任务目标 1: 请抄录下文中关于Linux/ARM初始化fallback-zone-lists的文章片段，起于含有“在V2.6.23以及之前的内核中,每个node节点拥有(node’s number* zones”的字句，止于“本文的代码分析是针对于V3.3的Kernel Code.”之后。

阅读文本:
********************

How Linux/ARM initialize fallback-zone-lists

原创文章,转载请注明出处.转载自: Li Haifeng's Blog
本文链接地址: How Linux/ARM initialize fallback-zone-lists

本文按照《Linux内核源代码情景分析》的方式分析Linux/ARM如何初始化fallback-zone-lists,并按照缩进的方式组织函数调用. 没有说清楚的地方敬请指正.

zonelist准确说,应该是fallback zone list.其存在的意义:当内存管理单元在某个区分配可用内存页的时候,如果内存不足,则会在其他区进行分配。其他区可能不止一个,先后顺序就定义在某个node节点的node_zonelists成员变量上。并且,当某个节点的内存不足时,可以分配其他节点的内存。

在V2.6.23以及之前的内核中,每个node节点拥有(node’s number* zones per_node)个fall back zonelists.其排序规则是:
1.对于UMA,假设其zone type有HIGHMEM、NORMAL、DMA,其节点的zone_lists的情况是:zone_lists[ZONE_DMA]={DMA,NULL},zone_lists[ZONE_NORMAL]={NORMAL,DMA,NULL},zone_lists[ZONE_HIGHMEM]={HIGHMEM,NORMAL,DMA}.
2.对于NUMA,节点有A、B、C、D四个,zone type有HIGHMEM、NORMAL、DMA,那么其节点的zone_lists为:
B.zone_lists[ZONE_HIGHMEM]={B.HIGHMEM,B.NORMAL,B.DMA,C.HIGHMEM,C.NORMAL,C.DMA,A.HIGHMEM,A.NORMAL,A.DMA}
这一排序规则在《Professional Linux Kernel Architecture》中有非常准确的描述。
但是,在后续的Kernel中,将每个节点拥有的多个zone_lists合并为两个(对于NUMA是2个,UMA是1个),其相应的patch以及对应的讨论在:https://lkml.org/lkml/2007/8/8/302

本文的代码分析是针对于V3.3的Kernel Code.

start_kernel->build_all_zonelists
3349 /*
3350  * Called with zonelists_mutex held always
3351  * unless system_state == SYSTEM_BOOTING.
3352  */
3353 void __ref build_all_zonelists(void *data)

********************

(数据行)

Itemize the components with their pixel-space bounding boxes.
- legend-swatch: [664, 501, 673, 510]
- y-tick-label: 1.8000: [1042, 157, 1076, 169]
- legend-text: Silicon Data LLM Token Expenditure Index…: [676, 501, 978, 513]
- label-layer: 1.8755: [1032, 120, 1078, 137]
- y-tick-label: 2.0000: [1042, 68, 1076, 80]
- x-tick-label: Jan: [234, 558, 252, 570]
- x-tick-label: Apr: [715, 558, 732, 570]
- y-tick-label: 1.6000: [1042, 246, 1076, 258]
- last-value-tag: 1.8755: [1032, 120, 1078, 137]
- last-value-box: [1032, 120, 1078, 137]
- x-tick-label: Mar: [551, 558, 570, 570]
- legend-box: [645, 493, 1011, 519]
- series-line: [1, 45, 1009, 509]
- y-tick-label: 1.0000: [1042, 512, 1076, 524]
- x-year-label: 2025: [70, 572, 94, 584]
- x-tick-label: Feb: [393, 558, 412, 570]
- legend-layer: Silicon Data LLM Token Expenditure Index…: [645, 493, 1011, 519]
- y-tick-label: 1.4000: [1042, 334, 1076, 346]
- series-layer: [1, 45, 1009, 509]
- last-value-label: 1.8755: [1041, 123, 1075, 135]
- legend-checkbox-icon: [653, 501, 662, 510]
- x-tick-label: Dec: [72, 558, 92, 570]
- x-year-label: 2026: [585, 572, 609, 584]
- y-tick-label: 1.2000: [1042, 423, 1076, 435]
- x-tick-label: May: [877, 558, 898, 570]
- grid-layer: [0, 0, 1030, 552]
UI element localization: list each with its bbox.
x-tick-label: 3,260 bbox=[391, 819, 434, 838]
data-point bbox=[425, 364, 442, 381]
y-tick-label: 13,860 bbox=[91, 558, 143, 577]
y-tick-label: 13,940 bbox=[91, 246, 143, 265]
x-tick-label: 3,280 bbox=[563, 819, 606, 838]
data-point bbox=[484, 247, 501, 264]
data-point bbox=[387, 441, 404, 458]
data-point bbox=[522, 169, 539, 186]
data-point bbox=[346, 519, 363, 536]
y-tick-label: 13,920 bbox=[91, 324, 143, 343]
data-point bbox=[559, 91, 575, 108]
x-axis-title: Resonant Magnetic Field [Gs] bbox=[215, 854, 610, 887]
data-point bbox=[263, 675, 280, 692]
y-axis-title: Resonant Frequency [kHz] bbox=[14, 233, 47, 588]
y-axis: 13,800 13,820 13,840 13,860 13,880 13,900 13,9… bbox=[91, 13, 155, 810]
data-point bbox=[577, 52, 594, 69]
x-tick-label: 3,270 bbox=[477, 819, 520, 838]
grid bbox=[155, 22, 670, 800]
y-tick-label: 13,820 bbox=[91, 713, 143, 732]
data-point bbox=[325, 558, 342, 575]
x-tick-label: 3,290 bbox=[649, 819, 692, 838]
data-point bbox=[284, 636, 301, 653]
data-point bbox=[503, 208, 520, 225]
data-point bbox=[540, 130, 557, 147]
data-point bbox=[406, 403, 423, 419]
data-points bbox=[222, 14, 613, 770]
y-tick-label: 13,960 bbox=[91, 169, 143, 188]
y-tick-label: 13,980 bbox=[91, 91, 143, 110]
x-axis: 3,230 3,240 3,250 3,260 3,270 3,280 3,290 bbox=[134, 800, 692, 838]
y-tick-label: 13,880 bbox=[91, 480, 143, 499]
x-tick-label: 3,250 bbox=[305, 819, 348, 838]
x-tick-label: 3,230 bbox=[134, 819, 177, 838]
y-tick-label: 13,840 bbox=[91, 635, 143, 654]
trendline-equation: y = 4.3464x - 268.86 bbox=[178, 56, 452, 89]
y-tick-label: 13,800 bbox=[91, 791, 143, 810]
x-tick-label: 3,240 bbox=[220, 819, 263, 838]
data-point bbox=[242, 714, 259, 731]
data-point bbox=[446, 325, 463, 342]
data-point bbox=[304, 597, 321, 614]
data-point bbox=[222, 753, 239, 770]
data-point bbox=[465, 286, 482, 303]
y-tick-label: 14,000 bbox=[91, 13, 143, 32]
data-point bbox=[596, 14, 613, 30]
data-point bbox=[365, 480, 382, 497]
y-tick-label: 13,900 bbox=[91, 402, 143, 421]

********************

任务目标 2: 请将上方记录自开头起、至含有“- legend-text: Silicon”的那一行为止原样再写一遍，首尾两行均包括在内。

正确答案 1:
在V2.6.23以及之前的内核中,每个node节点拥有(node’s number* zones per_node)个fall back zonelists.其排序规则是:
1.对于UMA,假设其zone type有HIGHMEM、NORMAL、DMA,其节点的zone_lists的情况是:zone_lists[ZONE_DMA]={DMA,NULL},zone_lists[ZONE_NORMAL]={NORMAL,DMA,NULL},zone_lists[ZONE_HIGHMEM]={HIGHMEM,NORMAL,DMA}.
2.对于NUMA,节点有A、B、C、D四个,zone type有HIGHMEM、NORMAL、DMA,那么其节点的zone_lists为:
B.zone_lists[ZONE_HIGHMEM]={B.HIGHMEM,B.NORMAL,B.DMA,C.HIGHMEM,C.NORMAL,C.DMA,A.HIGHMEM,A.NORMAL,A.DMA}
这一排序规则在《Professional Linux Kernel Architecture》中有非常准确的描述。
但是,在后续的Kernel中,将每个节点拥有的多个zone_lists合并为两个(对于NUMA是2个,UMA是1个),其相应的patch以及对应的讨论在:https://lkml.org/lkml/2007/8/8/302

本文的代码分析是针对于V3.3的Kernel Code.

正确答案 2:
Itemize the components with their pixel-space bounding boxes.
- legend-swatch: [664, 501, 673, 510]
- y-tick-label: 1.8000: [1042, 157, 1076, 169]
- legend-text: Silicon Data LLM Token Expenditure Index…: [676, 501, 978, 513]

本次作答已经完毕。